■ Requirement:
Reproduce the listing below word for word, with no pictures.

Stored data
::::::::::

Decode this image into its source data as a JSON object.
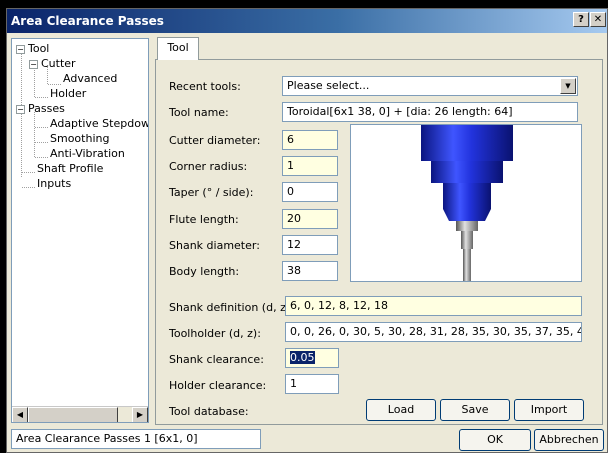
{
  "window": {
    "title": "Area Clearance Passes",
    "help_btn": "?",
    "close_btn": "✕"
  },
  "tree": {
    "items": [
      {
        "label": "Tool",
        "expander": "−"
      },
      {
        "label": "Cutter",
        "expander": "−"
      },
      {
        "label": "Advanced"
      },
      {
        "label": "Holder"
      },
      {
        "label": "Passes",
        "expander": "−"
      },
      {
        "label": "Adaptive Stepdowr"
      },
      {
        "label": "Smoothing"
      },
      {
        "label": "Anti-Vibration"
      },
      {
        "label": "Shaft Profile"
      },
      {
        "label": "Inputs"
      }
    ],
    "scroll_left": "◀",
    "scroll_right": "▶"
  },
  "tab": {
    "label": "Tool"
  },
  "form": {
    "recent_tools": {
      "label": "Recent tools:",
      "value": "Please select...",
      "arrow": "▼"
    },
    "tool_name": {
      "label": "Tool name:",
      "value": "Toroidal[6x1 38, 0] + [dia: 26 length: 64]"
    },
    "cutter_diameter": {
      "label": "Cutter diameter:",
      "value": "6"
    },
    "corner_radius": {
      "label": "Corner radius:",
      "value": "1"
    },
    "taper": {
      "label": "Taper (° / side):",
      "value": "0"
    },
    "flute_length": {
      "label": "Flute length:",
      "value": "20"
    },
    "shank_diameter": {
      "label": "Shank diameter:",
      "value": "12"
    },
    "body_length": {
      "label": "Body length:",
      "value": "38"
    },
    "shank_definition": {
      "label": "Shank definition (d, z):",
      "value": "6, 0, 12, 8, 12, 18"
    },
    "toolholder": {
      "label": "Toolholder (d, z):",
      "value": "0, 0, 26, 0, 30, 5, 30, 28, 31, 28, 35, 30, 35, 37, 35, 40, 39, 4"
    },
    "shank_clearance": {
      "label": "Shank clearance:",
      "value": "0.05"
    },
    "holder_clearance": {
      "label": "Holder clearance:",
      "value": "1"
    },
    "tool_database": {
      "label": "Tool database:"
    }
  },
  "buttons": {
    "load": "Load",
    "save": "Save",
    "import": "Import",
    "ok": "OK",
    "cancel": "Abbrechen"
  },
  "status": {
    "text": "Area Clearance Passes 1 [6x1, 0]"
  },
  "colors": {
    "titlebar": "#0a246a",
    "tool_body": "#1a2ecc",
    "highlight_field": "#ffffe1"
  }
}
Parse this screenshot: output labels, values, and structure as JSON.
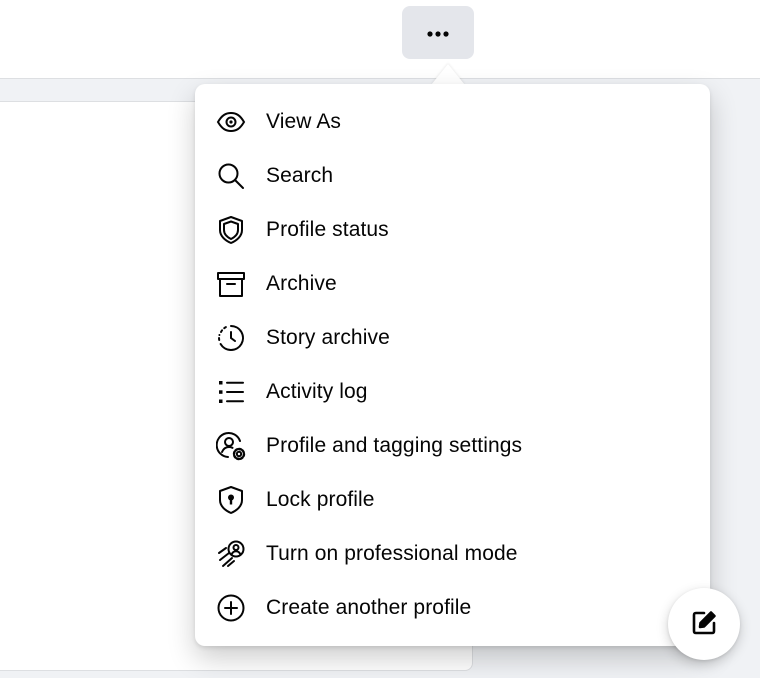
{
  "toolbar": {
    "more_button_icon": "more-horizontal-icon"
  },
  "menu": {
    "items": [
      {
        "label": "View As",
        "icon": "eye-icon"
      },
      {
        "label": "Search",
        "icon": "search-icon"
      },
      {
        "label": "Profile status",
        "icon": "shield-icon"
      },
      {
        "label": "Archive",
        "icon": "archive-box-icon"
      },
      {
        "label": "Story archive",
        "icon": "story-clock-icon"
      },
      {
        "label": "Activity log",
        "icon": "list-icon"
      },
      {
        "label": "Profile and tagging settings",
        "icon": "user-gear-icon"
      },
      {
        "label": "Lock profile",
        "icon": "lock-shield-icon"
      },
      {
        "label": "Turn on professional mode",
        "icon": "professional-mode-icon"
      },
      {
        "label": "Create another profile",
        "icon": "plus-circle-icon"
      }
    ]
  },
  "fab": {
    "icon": "compose-icon"
  },
  "colors": {
    "background": "#f0f2f5",
    "menu_text": "#050505",
    "icon": "#050505",
    "button_bg": "#e4e6eb"
  }
}
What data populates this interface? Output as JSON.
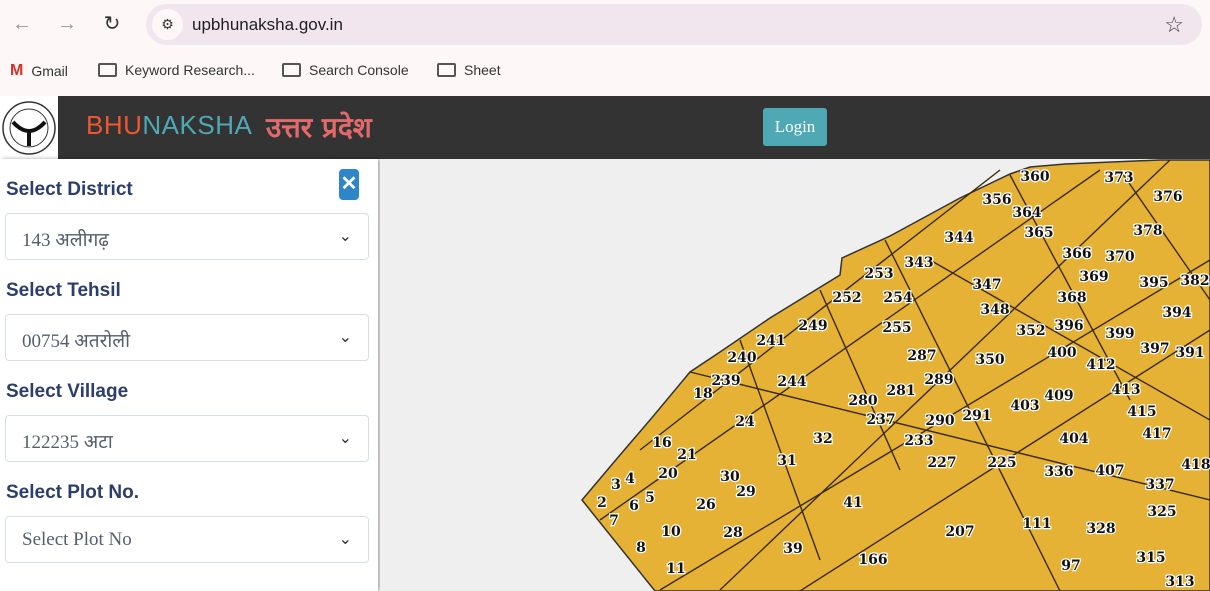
{
  "browser": {
    "url": "upbhunaksha.gov.in",
    "bookmarks": [
      "Gmail",
      "Keyword Research...",
      "Search Console",
      "Sheet"
    ]
  },
  "header": {
    "brand_a": "BHU",
    "brand_b": "NAKSHA",
    "state": "उत्तर प्रदेश",
    "login": "Login",
    "colors": {
      "brand_a": "#f0562f",
      "brand_b": "#4fa9b5",
      "state": "#e26a6a"
    }
  },
  "sidebar": {
    "fields": [
      {
        "label": "Select District",
        "value": "143 अलीगढ़"
      },
      {
        "label": "Select Tehsil",
        "value": "00754 अतरोली"
      },
      {
        "label": "Select Village",
        "value": "122235 अटा"
      },
      {
        "label": "Select Plot No.",
        "value": "Select Plot No"
      }
    ]
  },
  "map": {
    "fill": "#e6b236",
    "plots": [
      "373",
      "360",
      "356",
      "364",
      "376",
      "344",
      "365",
      "366",
      "378",
      "370",
      "343",
      "253",
      "369",
      "395",
      "382",
      "347",
      "252",
      "254",
      "255",
      "348",
      "368",
      "352",
      "396",
      "394",
      "399",
      "249",
      "241",
      "240",
      "287",
      "350",
      "400",
      "412",
      "391",
      "397",
      "239",
      "244",
      "289",
      "281",
      "18",
      "280",
      "409",
      "413",
      "291",
      "24",
      "237",
      "290",
      "415",
      "403",
      "417",
      "16",
      "21",
      "32",
      "233",
      "404",
      "20",
      "31",
      "227",
      "225",
      "336",
      "407",
      "418",
      "4",
      "3",
      "2",
      "30",
      "29",
      "26",
      "41",
      "337",
      "5",
      "6",
      "7",
      "325",
      "111",
      "328",
      "207",
      "28",
      "10",
      "8",
      "39",
      "166",
      "315",
      "11",
      "97",
      "313"
    ]
  }
}
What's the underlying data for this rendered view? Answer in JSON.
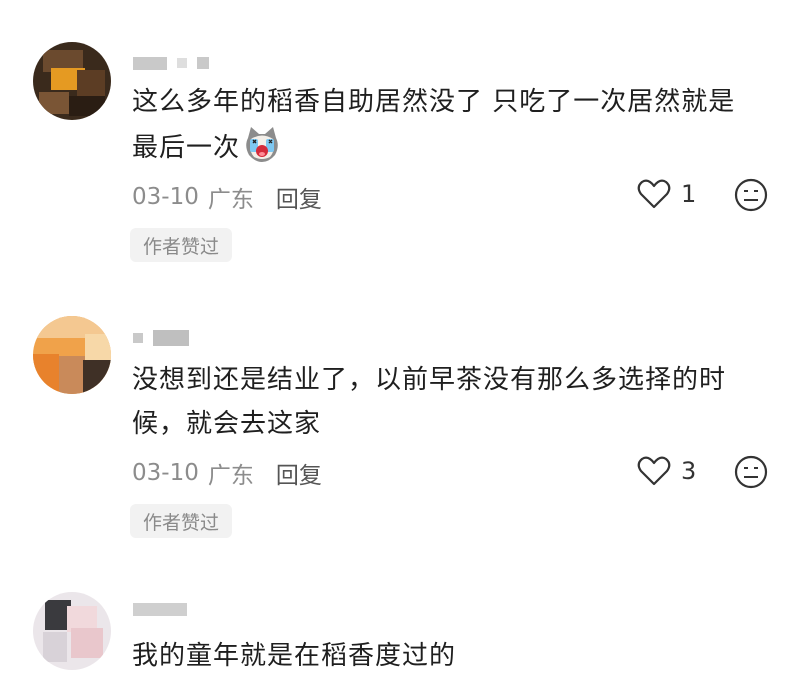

::::::::::

■ Written response:
Decode this image into its source data as a JSON object.
{
  "window": {
    "title": "Area Clearance Passes",
    "help_btn": "?",
    "close_btn": "✕"
  },
  "tree": {
    "items": [
      {
        "label": "Tool",
        "expander": "−"
      },
      {
        "label": "Cutter",
        "expander": "−"
      },
      {
        "label": "Advanced"
      },
      {
        "label": "Holder"
      },
      {
        "label": "Passes",
        "expander": "−"
      },
      {
        "label": "Adaptive Stepdowr"
      },
      {
        "label": "Smoothing"
      },
      {
        "label": "Anti-Vibration"
      },
      {
        "label": "Shaft Profile"
      },
      {
        "label": "Inputs"
      }
    ],
    "scroll_left": "◀",
    "scroll_right": "▶"
  },
  "tab": {
    "label": "Tool"
  },
  "form": {
    "recent_tools": {
      "label": "Recent tools:",
      "value": "Please select...",
      "arrow": "▼"
    },
    "tool_name": {
      "label": "Tool name:",
      "value": "Toroidal[6x1 38, 0] + [dia: 26 length: 64]"
    },
    "cutter_diameter": {
      "label": "Cutter diameter:",
      "value": "6"
    },
    "corner_radius": {
      "label": "Corner radius:",
      "value": "1"
    },
    "taper": {
      "label": "Taper (° / side):",
      "value": "0"
    },
    "flute_length": {
      "label": "Flute length:",
      "value": "20"
    },
    "shank_diameter": {
      "label": "Shank diameter:",
      "value": "12"
    },
    "body_length": {
      "label": "Body length:",
      "value": "38"
    },
    "shank_definition": {
      "label": "Shank definition (d, z):",
      "value": "6, 0, 12, 8, 12, 18"
    },
    "toolholder": {
      "label": "Toolholder (d, z):",
      "value": "0, 0, 26, 0, 30, 5, 30, 28, 31, 28, 35, 30, 35, 37, 35, 40, 39, 4"
    },
    "shank_clearance": {
      "label": "Shank clearance:",
      "value": "0.05"
    },
    "holder_clearance": {
      "label": "Holder clearance:",
      "value": "1"
    },
    "tool_database": {
      "label": "Tool database:"
    }
  },
  "buttons": {
    "load": "Load",
    "save": "Save",
    "import": "Import",
    "ok": "OK",
    "cancel": "Abbrechen"
  },
  "status": {
    "text": "Area Clearance Passes 1 [6x1, 0]"
  },
  "colors": {
    "titlebar": "#0a246a",
    "tool_body": "#1a2ecc",
    "highlight_field": "#ffffe1"
  }
}
Parse this screenshot: output labels, values, and structure as JSON.
{
  "toolbar": {
    "more_button_icon": "more-horizontal-icon"
  },
  "menu": {
    "items": [
      {
        "label": "View As",
        "icon": "eye-icon"
      },
      {
        "label": "Search",
        "icon": "search-icon"
      },
      {
        "label": "Profile status",
        "icon": "shield-icon"
      },
      {
        "label": "Archive",
        "icon": "archive-box-icon"
      },
      {
        "label": "Story archive",
        "icon": "story-clock-icon"
      },
      {
        "label": "Activity log",
        "icon": "list-icon"
      },
      {
        "label": "Profile and tagging settings",
        "icon": "user-gear-icon"
      },
      {
        "label": "Lock profile",
        "icon": "lock-shield-icon"
      },
      {
        "label": "Turn on professional mode",
        "icon": "professional-mode-icon"
      },
      {
        "label": "Create another profile",
        "icon": "plus-circle-icon"
      }
    ]
  },
  "fab": {
    "icon": "compose-icon"
  },
  "colors": {
    "background": "#f0f2f5",
    "menu_text": "#050505",
    "icon": "#050505",
    "button_bg": "#e4e6eb"
  }
}
What data populates this interface? Output as JSON.
{
  "browser": {
    "url": "upbhunaksha.gov.in",
    "bookmarks": [
      "Gmail",
      "Keyword Research...",
      "Search Console",
      "Sheet"
    ]
  },
  "header": {
    "brand_a": "BHU",
    "brand_b": "NAKSHA",
    "state": "उत्तर प्रदेश",
    "login": "Login",
    "colors": {
      "brand_a": "#f0562f",
      "brand_b": "#4fa9b5",
      "state": "#e26a6a"
    }
  },
  "sidebar": {
    "fields": [
      {
        "label": "Select District",
        "value": "143 अलीगढ़"
      },
      {
        "label": "Select Tehsil",
        "value": "00754 अतरोली"
      },
      {
        "label": "Select Village",
        "value": "122235 अटा"
      },
      {
        "label": "Select Plot No.",
        "value": "Select Plot No"
      }
    ]
  },
  "map": {
    "fill": "#e6b236",
    "plots": [
      "373",
      "360",
      "356",
      "364",
      "376",
      "344",
      "365",
      "366",
      "378",
      "370",
      "343",
      "253",
      "369",
      "395",
      "382",
      "347",
      "252",
      "254",
      "255",
      "348",
      "368",
      "352",
      "396",
      "394",
      "399",
      "249",
      "241",
      "240",
      "287",
      "350",
      "400",
      "412",
      "391",
      "397",
      "239",
      "244",
      "289",
      "281",
      "18",
      "280",
      "409",
      "413",
      "291",
      "24",
      "237",
      "290",
      "415",
      "403",
      "417",
      "16",
      "21",
      "32",
      "233",
      "404",
      "20",
      "31",
      "227",
      "225",
      "336",
      "407",
      "418",
      "4",
      "3",
      "2",
      "30",
      "29",
      "26",
      "41",
      "337",
      "5",
      "6",
      "7",
      "325",
      "111",
      "328",
      "207",
      "28",
      "10",
      "8",
      "39",
      "166",
      "315",
      "11",
      "97",
      "313"
    ]
  }
}
What's the underlying data for this rendered view? Answer in JSON.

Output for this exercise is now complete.